Data records:

----------------

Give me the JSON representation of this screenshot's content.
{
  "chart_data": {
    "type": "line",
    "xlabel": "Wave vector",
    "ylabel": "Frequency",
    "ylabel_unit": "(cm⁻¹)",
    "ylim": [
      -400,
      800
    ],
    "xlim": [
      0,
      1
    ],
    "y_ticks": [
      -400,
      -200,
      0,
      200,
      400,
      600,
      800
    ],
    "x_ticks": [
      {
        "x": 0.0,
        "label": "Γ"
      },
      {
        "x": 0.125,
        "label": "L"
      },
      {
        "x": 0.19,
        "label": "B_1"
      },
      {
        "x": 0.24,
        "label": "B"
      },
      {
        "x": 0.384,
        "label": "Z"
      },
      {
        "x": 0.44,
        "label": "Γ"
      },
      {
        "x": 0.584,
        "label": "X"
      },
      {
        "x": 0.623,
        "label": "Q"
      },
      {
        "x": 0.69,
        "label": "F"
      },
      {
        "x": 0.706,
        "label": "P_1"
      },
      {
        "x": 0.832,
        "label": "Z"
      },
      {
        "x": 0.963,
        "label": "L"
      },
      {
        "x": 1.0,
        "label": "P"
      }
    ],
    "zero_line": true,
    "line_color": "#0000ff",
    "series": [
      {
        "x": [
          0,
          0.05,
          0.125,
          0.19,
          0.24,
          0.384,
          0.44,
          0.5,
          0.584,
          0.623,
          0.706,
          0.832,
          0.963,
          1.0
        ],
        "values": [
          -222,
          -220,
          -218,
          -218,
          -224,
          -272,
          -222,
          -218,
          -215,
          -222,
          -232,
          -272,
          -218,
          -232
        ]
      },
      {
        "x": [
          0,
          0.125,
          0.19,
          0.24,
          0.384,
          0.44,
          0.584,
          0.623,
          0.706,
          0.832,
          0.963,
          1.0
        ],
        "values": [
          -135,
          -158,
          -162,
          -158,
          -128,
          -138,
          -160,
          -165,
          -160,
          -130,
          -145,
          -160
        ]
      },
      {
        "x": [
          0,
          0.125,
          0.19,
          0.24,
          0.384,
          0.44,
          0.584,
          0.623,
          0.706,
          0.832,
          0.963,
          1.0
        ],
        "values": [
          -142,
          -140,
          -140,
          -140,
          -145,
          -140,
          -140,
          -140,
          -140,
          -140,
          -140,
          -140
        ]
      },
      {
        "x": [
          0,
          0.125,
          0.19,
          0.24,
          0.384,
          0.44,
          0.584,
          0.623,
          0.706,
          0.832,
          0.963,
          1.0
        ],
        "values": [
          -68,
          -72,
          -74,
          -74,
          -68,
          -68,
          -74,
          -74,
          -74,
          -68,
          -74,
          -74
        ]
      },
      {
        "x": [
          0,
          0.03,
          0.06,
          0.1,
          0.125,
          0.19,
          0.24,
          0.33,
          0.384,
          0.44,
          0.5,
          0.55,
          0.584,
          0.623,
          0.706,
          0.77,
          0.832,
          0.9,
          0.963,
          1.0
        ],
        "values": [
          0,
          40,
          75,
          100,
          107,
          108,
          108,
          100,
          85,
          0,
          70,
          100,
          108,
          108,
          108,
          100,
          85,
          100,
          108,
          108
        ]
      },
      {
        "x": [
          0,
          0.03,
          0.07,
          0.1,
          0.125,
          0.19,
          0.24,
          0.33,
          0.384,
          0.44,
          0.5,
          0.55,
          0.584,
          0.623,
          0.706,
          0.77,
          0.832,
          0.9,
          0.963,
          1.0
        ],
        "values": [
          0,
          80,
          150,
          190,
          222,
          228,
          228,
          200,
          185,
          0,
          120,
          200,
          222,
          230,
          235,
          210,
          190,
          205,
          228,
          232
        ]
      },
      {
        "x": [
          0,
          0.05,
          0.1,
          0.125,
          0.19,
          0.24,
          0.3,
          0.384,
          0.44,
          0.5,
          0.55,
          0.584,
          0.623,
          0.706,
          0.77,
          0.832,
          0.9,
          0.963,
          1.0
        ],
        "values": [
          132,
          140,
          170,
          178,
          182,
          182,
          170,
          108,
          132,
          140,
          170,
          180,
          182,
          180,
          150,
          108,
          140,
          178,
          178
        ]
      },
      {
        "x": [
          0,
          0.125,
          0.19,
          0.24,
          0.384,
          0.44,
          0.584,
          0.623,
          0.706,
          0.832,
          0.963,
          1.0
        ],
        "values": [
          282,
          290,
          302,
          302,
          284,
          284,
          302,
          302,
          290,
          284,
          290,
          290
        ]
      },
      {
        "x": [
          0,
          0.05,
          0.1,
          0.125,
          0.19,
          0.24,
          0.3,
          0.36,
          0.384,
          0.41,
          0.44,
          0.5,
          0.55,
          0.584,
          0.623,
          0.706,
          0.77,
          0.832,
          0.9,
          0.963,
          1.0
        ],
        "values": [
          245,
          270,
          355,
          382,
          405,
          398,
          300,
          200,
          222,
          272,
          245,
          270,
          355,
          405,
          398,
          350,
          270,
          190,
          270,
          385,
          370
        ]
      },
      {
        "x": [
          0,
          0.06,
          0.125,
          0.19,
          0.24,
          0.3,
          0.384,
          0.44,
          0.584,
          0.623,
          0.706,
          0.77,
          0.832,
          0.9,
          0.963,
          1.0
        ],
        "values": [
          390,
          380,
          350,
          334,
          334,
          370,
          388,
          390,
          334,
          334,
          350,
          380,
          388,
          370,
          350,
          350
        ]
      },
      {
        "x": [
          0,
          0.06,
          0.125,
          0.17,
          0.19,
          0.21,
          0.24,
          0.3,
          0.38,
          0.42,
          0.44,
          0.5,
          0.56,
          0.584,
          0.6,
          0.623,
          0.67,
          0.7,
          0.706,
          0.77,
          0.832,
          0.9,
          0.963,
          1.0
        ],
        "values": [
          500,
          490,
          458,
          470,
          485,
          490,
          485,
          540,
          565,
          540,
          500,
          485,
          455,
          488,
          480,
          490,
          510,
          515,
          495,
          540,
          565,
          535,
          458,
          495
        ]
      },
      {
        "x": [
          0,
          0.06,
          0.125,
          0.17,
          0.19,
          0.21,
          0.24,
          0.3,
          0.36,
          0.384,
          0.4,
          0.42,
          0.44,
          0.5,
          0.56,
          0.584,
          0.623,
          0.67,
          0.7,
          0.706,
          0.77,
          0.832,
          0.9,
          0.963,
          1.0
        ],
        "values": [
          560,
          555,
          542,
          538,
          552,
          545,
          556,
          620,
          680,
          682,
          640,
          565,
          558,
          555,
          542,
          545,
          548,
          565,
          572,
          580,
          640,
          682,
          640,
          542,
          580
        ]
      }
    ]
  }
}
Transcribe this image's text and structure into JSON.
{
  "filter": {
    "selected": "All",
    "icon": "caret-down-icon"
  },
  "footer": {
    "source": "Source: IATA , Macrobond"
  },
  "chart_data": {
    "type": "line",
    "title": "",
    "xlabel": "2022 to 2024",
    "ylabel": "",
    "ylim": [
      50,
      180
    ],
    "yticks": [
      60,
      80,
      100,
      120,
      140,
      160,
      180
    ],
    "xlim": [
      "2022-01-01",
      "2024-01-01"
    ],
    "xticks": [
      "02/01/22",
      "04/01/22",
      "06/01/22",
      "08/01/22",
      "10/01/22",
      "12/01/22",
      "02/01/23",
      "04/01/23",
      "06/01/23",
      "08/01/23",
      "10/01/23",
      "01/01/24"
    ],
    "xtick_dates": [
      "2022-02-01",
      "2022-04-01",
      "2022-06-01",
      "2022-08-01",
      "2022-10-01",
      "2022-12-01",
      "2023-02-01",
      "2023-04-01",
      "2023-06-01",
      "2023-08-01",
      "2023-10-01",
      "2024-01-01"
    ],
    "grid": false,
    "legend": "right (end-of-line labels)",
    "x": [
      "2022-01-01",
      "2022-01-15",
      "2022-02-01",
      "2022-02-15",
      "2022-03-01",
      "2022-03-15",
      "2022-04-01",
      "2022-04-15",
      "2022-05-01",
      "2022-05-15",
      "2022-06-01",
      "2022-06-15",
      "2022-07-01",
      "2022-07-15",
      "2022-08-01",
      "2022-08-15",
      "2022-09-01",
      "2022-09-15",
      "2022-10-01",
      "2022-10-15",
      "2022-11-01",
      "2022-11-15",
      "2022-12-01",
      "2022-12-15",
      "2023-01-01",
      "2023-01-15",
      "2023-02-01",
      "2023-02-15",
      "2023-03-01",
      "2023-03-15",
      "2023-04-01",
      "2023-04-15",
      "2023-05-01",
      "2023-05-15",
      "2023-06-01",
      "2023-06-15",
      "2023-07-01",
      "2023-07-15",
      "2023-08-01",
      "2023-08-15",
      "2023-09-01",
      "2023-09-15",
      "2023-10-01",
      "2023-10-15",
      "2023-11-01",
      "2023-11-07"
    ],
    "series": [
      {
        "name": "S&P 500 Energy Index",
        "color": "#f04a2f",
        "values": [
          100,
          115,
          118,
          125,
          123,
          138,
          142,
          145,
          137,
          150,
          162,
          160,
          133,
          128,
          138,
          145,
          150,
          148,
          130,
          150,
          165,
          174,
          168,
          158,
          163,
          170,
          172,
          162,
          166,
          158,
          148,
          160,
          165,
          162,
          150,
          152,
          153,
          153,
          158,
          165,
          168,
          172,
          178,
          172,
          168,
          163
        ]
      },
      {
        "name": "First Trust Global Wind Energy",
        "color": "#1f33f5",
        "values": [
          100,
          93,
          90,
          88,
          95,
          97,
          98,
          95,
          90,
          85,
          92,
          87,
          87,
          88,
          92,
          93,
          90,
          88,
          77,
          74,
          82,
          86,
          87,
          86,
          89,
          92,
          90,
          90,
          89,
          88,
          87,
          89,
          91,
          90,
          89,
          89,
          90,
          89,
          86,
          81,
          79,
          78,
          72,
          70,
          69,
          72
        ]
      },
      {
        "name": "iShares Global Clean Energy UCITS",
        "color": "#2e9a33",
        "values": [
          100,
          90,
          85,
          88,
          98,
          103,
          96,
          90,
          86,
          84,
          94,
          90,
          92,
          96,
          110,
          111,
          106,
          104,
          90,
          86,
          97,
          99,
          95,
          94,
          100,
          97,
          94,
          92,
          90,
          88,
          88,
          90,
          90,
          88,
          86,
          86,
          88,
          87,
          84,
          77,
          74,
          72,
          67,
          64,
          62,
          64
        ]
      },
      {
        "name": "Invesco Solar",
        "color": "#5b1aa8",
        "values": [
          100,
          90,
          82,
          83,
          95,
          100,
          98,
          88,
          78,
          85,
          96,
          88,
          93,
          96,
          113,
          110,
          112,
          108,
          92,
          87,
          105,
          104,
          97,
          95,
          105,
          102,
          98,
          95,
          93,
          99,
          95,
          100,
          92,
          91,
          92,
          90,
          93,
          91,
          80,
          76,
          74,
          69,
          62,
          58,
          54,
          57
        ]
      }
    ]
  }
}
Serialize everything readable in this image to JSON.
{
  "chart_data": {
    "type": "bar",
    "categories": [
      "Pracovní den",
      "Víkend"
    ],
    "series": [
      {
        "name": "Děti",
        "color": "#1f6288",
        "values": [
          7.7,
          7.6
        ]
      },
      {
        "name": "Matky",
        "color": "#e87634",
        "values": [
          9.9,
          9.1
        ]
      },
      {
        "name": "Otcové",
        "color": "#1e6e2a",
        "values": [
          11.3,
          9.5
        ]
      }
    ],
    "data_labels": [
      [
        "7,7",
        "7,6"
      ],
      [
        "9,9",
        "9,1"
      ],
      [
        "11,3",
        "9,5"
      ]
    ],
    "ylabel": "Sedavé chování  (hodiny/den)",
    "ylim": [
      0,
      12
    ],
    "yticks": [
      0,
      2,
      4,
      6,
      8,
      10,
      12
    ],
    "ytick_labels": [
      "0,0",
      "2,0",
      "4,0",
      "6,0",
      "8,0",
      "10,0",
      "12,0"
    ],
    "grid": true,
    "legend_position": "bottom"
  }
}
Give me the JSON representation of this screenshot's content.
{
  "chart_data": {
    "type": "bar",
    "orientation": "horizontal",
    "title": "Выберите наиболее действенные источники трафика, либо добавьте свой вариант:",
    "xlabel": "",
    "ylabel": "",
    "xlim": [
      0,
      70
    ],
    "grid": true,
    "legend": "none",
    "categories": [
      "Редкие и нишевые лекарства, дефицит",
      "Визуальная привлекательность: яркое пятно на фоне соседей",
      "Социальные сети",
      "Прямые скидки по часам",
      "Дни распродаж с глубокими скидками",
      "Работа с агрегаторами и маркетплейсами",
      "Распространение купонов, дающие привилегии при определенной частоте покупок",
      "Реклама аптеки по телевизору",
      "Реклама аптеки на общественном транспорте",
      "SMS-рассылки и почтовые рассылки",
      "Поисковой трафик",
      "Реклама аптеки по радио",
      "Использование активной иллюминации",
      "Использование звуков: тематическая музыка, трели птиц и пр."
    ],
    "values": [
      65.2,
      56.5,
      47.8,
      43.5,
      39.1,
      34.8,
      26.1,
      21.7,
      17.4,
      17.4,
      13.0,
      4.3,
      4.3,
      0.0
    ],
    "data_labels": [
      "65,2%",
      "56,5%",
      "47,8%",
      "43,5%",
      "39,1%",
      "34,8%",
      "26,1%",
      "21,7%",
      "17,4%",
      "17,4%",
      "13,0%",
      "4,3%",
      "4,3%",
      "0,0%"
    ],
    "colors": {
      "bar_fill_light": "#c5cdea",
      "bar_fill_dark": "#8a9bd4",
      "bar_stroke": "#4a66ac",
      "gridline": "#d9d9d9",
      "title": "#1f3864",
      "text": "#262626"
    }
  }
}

----------------

Exercise prompt:
How many lines in the records above contain the word "аптеки"? Reply with the number alone.

Written solution:
3